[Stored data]
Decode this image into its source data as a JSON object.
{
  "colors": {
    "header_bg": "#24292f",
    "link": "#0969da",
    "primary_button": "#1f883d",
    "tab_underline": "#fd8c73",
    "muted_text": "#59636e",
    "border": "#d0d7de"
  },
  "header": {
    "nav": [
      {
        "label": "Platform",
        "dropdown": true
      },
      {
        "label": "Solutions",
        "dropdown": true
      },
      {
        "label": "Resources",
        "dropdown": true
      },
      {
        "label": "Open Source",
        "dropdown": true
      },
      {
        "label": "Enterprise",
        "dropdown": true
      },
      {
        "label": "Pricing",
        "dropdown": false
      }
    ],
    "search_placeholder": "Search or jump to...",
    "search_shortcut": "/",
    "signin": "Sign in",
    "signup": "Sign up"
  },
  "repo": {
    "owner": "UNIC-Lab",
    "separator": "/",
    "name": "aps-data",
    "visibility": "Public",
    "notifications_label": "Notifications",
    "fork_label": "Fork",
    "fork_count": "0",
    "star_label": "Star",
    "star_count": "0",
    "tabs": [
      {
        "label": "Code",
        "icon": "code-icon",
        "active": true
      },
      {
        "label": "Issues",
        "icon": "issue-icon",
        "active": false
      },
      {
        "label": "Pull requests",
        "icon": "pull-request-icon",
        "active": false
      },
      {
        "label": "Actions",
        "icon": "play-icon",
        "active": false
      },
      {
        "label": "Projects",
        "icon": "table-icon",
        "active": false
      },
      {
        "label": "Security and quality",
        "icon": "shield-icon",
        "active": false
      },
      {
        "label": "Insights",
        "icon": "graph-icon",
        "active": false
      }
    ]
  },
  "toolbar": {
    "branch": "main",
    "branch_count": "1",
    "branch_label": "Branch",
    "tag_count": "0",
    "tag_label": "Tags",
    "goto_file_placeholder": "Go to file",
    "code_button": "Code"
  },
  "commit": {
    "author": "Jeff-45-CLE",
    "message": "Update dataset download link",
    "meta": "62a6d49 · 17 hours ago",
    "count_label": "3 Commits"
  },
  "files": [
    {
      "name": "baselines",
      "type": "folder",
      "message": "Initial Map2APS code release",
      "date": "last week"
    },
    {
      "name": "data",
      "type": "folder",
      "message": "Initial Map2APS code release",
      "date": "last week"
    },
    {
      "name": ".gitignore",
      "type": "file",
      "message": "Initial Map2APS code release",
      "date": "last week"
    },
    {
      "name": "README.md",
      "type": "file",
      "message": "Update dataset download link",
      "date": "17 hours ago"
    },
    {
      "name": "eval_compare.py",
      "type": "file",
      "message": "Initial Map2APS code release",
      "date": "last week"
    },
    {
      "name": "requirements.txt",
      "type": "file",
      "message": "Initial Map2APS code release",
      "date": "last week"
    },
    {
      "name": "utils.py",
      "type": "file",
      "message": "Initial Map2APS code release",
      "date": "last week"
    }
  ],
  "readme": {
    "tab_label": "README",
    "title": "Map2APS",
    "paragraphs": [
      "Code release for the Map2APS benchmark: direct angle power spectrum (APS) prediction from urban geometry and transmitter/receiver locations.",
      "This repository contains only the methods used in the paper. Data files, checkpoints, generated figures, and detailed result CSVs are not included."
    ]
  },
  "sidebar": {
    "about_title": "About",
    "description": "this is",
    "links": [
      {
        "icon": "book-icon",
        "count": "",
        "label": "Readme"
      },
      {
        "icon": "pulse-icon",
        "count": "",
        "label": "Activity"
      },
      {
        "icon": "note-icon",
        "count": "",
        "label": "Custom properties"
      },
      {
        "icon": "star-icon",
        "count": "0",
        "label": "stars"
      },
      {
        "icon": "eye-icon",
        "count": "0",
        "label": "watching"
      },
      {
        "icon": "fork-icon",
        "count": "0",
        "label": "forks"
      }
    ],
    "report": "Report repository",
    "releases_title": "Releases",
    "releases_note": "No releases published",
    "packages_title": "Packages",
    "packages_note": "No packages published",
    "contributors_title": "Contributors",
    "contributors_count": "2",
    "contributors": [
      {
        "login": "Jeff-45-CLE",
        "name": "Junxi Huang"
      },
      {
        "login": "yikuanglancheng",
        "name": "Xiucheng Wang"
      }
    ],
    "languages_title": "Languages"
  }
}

Goal of the exercise >> Return each line in the records that holds the string "files".

Answer to this exercise >>
  "files": [
      "This repository contains only the methods used in the paper. Data files, checkpoints, generated figures, and detailed result CSVs are not included."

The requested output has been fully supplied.